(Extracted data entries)
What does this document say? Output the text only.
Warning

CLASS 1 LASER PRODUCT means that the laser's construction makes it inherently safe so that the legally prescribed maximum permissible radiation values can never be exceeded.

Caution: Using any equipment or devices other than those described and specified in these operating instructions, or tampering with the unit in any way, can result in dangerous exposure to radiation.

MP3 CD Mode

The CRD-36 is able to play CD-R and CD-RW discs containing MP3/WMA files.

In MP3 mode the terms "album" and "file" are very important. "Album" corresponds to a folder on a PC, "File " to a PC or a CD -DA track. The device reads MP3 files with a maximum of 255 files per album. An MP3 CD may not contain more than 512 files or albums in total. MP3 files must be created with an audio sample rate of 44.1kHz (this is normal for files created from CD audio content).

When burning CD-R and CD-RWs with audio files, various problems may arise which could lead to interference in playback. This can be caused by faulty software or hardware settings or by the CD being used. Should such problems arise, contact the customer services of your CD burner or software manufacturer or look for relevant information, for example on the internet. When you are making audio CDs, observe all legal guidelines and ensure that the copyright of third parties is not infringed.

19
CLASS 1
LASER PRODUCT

Written task
Repeat every line of the records above exactly.

Expected output
What does this document say? Output the text only.
Warning

CLASS 1 LASER PRODUCT means that the laser's construction makes it inherently safe so that the legally prescribed maximum permissible radiation values can never be exceeded.

Caution: Using any equipment or devices other than those described and specified in these operating instructions, or tampering with the unit in any way, can result in dangerous exposure to radiation.

MP3 CD Mode

The CRD-36 is able to play CD-R and CD-RW discs containing MP3/WMA files.

In MP3 mode the terms "album" and "file" are very important. "Album" corresponds to a folder on a PC, "File " to a PC or a CD -DA track. The device reads MP3 files with a maximum of 255 files per album. An MP3 CD may not contain more than 512 files or albums in total. MP3 files must be created with an audio sample rate of 44.1kHz (this is normal for files created from CD audio content).

When burning CD-R and CD-RWs with audio files, various problems may arise which could lead to interference in playback. This can be caused by faulty software or hardware settings or by the CD being used. Should such problems arise, contact the customer services of your CD burner or software manufacturer or look for relevant information, for example on the internet. When you are making audio CDs, observe all legal guidelines and ensure that the copyright of third parties is not infringed.

19
CLASS 1
LASER PRODUCT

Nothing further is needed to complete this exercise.